• [EXERCISE AIM] Check each line of the listing below for the string "Caribbean", and copy the ones that have it.
####################
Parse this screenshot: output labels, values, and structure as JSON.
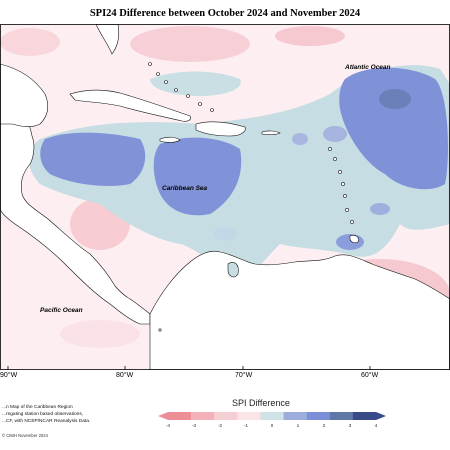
{
  "title": "SPI24 Difference between October 2024 and November 2024",
  "labels": {
    "atlantic": "Atlantic Ocean",
    "caribbean": "Caribbean Sea",
    "pacific": "Pacific Ocean"
  },
  "x_axis": {
    "ticks": [
      "90°W",
      "80°W",
      "70°W",
      "60°W"
    ]
  },
  "notes": [
    "...n Map of the Caribbean Region",
    "...regating station based observations,",
    "...CF, with NCEP/NCAR Reanalysis Data."
  ],
  "credit": "© CIMH November 2024",
  "legend": {
    "title": "SPI Difference",
    "ticks": [
      "-4",
      "-3",
      "-2",
      "-1",
      "0",
      "1",
      "2",
      "3",
      "4"
    ],
    "colors": [
      "#ee8f98",
      "#f3b2ba",
      "#f6cfd5",
      "#fae4e7",
      "#cfe3e7",
      "#9dacdf",
      "#7b8fd6",
      "#5f78a8",
      "#3a4a8a"
    ]
  },
  "colors": {
    "land": "#ffffff",
    "neutral_sea": "#fbe4e8",
    "light_blue": "#c6dde3",
    "blue": "#7f92d8",
    "dark_blue": "#6a7db5",
    "pink": "#f7cdd4"
  }
}
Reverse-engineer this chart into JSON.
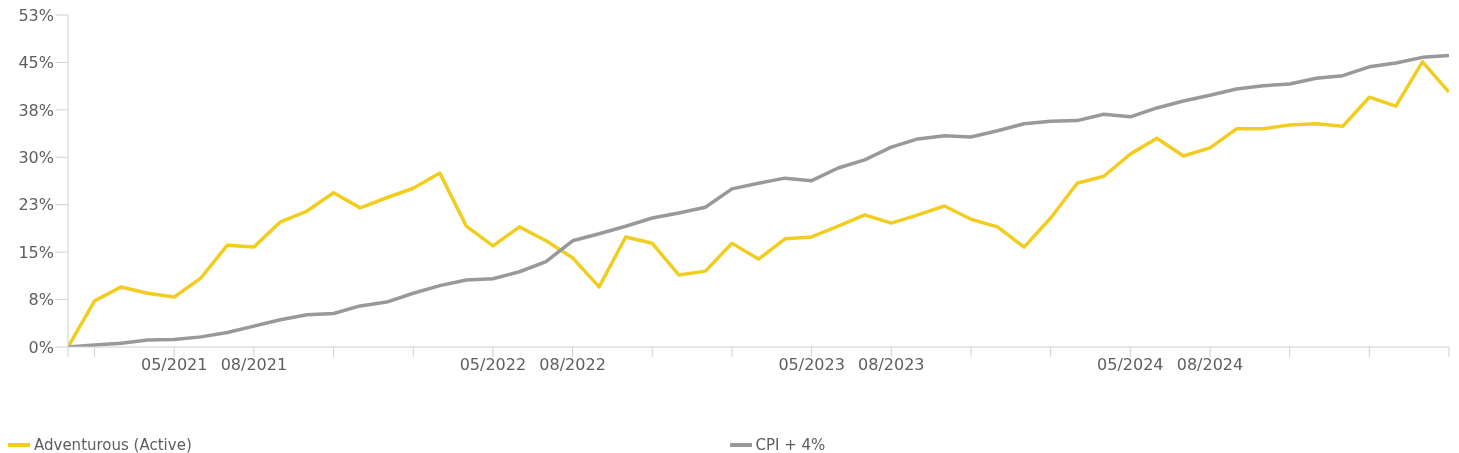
{
  "chart_data": {
    "type": "line",
    "x": [
      "2021-01",
      "2021-02",
      "2021-03",
      "2021-04",
      "2021-05",
      "2021-06",
      "2021-07",
      "2021-08",
      "2021-09",
      "2021-10",
      "2021-11",
      "2021-12",
      "2022-01",
      "2022-02",
      "2022-03",
      "2022-04",
      "2022-05",
      "2022-06",
      "2022-07",
      "2022-08",
      "2022-09",
      "2022-10",
      "2022-11",
      "2022-12",
      "2023-01",
      "2023-02",
      "2023-03",
      "2023-04",
      "2023-05",
      "2023-06",
      "2023-07",
      "2023-08",
      "2023-09",
      "2023-10",
      "2023-11",
      "2023-12",
      "2024-01",
      "2024-02",
      "2024-03",
      "2024-04",
      "2024-05",
      "2024-06",
      "2024-07",
      "2024-08",
      "2024-09",
      "2024-10",
      "2024-11",
      "2024-12",
      "2025-01",
      "2025-02",
      "2025-03",
      "2025-04",
      "2025-05"
    ],
    "series": [
      {
        "name": "Adventurous (Active)",
        "color": "#f2cd1f",
        "values": [
          0,
          7.3,
          9.5,
          8.5,
          7.9,
          10.9,
          16.1,
          15.8,
          19.8,
          21.5,
          24.4,
          22.0,
          23.6,
          25.1,
          27.5,
          19.1,
          16.0,
          19.0,
          16.8,
          14.1,
          9.5,
          17.4,
          16.4,
          11.4,
          12.0,
          16.4,
          13.9,
          17.1,
          17.4,
          19.1,
          20.9,
          19.6,
          20.9,
          22.3,
          20.2,
          19.0,
          15.8,
          20.4,
          25.9,
          27.0,
          30.5,
          33.0,
          30.2,
          31.5,
          34.5,
          34.5,
          35.1,
          35.3,
          34.9,
          39.5,
          38.1,
          45.1,
          40.3
        ]
      },
      {
        "name": "CPI + 4%",
        "color": "#99999b",
        "values": [
          0,
          0.3,
          0.6,
          1.1,
          1.2,
          1.6,
          2.3,
          3.3,
          4.3,
          5.1,
          5.3,
          6.5,
          7.1,
          8.5,
          9.7,
          10.6,
          10.8,
          11.9,
          13.5,
          16.8,
          17.9,
          19.1,
          20.4,
          21.2,
          22.1,
          25.0,
          25.9,
          26.7,
          26.3,
          28.3,
          29.6,
          31.6,
          32.9,
          33.4,
          33.2,
          34.2,
          35.3,
          35.7,
          35.8,
          36.8,
          36.4,
          37.8,
          38.9,
          39.8,
          40.8,
          41.3,
          41.6,
          42.5,
          42.9,
          44.3,
          44.9,
          45.8,
          46.1
        ]
      }
    ],
    "xlim": [
      "2021-01",
      "2025-05"
    ],
    "xticks": [
      {
        "value": "2021-01",
        "label": null
      },
      {
        "value": "2021-02",
        "label": null
      },
      {
        "value": "2021-05",
        "label": "05/2021"
      },
      {
        "value": "2021-08",
        "label": "08/2021"
      },
      {
        "value": "2021-11",
        "label": null
      },
      {
        "value": "2022-02",
        "label": null
      },
      {
        "value": "2022-05",
        "label": "05/2022"
      },
      {
        "value": "2022-08",
        "label": "08/2022"
      },
      {
        "value": "2022-11",
        "label": null
      },
      {
        "value": "2023-02",
        "label": null
      },
      {
        "value": "2023-05",
        "label": "05/2023"
      },
      {
        "value": "2023-08",
        "label": "08/2023"
      },
      {
        "value": "2023-11",
        "label": null
      },
      {
        "value": "2024-02",
        "label": null
      },
      {
        "value": "2024-05",
        "label": "05/2024"
      },
      {
        "value": "2024-08",
        "label": "08/2024"
      },
      {
        "value": "2024-11",
        "label": null
      },
      {
        "value": "2025-02",
        "label": null
      },
      {
        "value": "2025-05",
        "label": null
      }
    ],
    "ylim": [
      0,
      52.5
    ],
    "yticks": [
      {
        "value": 0,
        "label": "0%"
      },
      {
        "value": 7.5,
        "label": "8%"
      },
      {
        "value": 15,
        "label": "15%"
      },
      {
        "value": 22.5,
        "label": "23%"
      },
      {
        "value": 30,
        "label": "30%"
      },
      {
        "value": 37.5,
        "label": "38%"
      },
      {
        "value": 45,
        "label": "45%"
      },
      {
        "value": 52.5,
        "label": "53%"
      }
    ],
    "grid": false,
    "legend": "bottom",
    "marker": "none",
    "line_style": "solid"
  }
}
####################
• [SOLUTION FOR THIS TASK]
    "caribbean": "Caribbean Sea",
    "...n Map of the Caribbean Region",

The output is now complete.